--- Text extract ---
"""

As the following quote by P. D. Ouspensky shows, the association of the tarot with Hermetic, kabbalastic, magical mysteries continued at least to the early 20th century.

Claims such as those initiated by early freemasons today found their way into academic discourse. Semetsky, for example, explained that tarot makes it possible to mediate between humanity and the godhead, or between god/spirit/consciousness and profane human existence. Nicholson used the tarot to illustrate the deep wisdom of feminist theology. Santarcangeli informed us of the wisdom of the fool and Nichols spoke about the archetypal power of individuation boiling beneath the powerful surface of the tarot archetypes.

Fortune telling
Now popularly associated with divination, fortune telling, or cartomancy, Tarot was not invented as a mystical or magical tool of divination. The people who published esoteric commentary of the magical, mystery tarot (e.g. Antoine Court de Gébelin and the Comte de Mellet) also published commentary on divinatory tarot. There is a line of development of the cartomantic tarot that occurred in parallel with the imposition of hermetic mysteries on the formerly mundane pack of cards, but that can usefully be distinguished. It was the Comte de Mellet who initiated this development by suggesting that ancient Egyptians had used the tarot for fortune telling and provided a method purportedly used in ancient Egypt.  Following MCM, Etteilla brought the cartomantic tarot dramatically forward by inventing a method of cartomancy, assigning a divinatory meaning to each of the cards (both upright and reversed), publishing La Cartonomancie française (a book detailing the method), and creating the first tarot decks exclusively intended for cartomantic practice. Etteilla's original method was designed to work with a common pack of cards known as the piquet pack. It was not until 1783, two years after Antoine Court de Gébelin published Le Monde Primitif, that he turned his cartomantic expertise to the development of a cartomantic method using the standard (i.e. Marseilles) tarot deck.  His expertise was formalized with the publication of the book Manière de se récréer avec le jeu de cartes nommées tarots and the creation of a society for tarot cartomancy, the Société littéraire des associés libres des interprètes du livre de Thot. The society subsequently went on to publish Dictionnaire synonimique du livre de Thot, a book that "systematically tabulated all the possible meanings which each card could bear, when upright and reversed."

Following Ettielle, tarot cartomancy was moved forward by Marie-Anne Adelaid Lenormand (1768–1830) and others. Lenormand was the first and most famous cartomancer to the stars, claiming to be the confidante of Empress Josephine and other local luminaries. She was so popular, and cartomancy with tarot became so well established in France following her work, that a special deck entitled the Grand Jeu de Mlle Lenormand was released in her name two years after her death.  This was followed by many other specially designed cartomantic tarot decks, mostly based on Ettielle's Egyptian symbolism, but some providing other (for example biblical or medieval) flavors as well. Tarot as a cartomantic and divinatory tool is well established and new books expounding the mystical utility of the cartomantic tarot are published all the time.

"""

--- Provided data ---

"""

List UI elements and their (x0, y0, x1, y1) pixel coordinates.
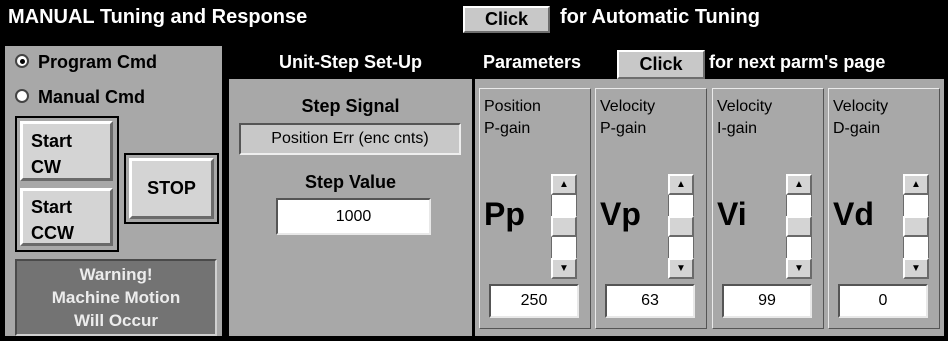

"""

--- What you need to do ---
According to the tarot passage, how long after Marie-Anne Adelaid Lenormand's death was the Grand Jeu de Mlle Lenormand released?

--- Solved problem ---
Two years after her death.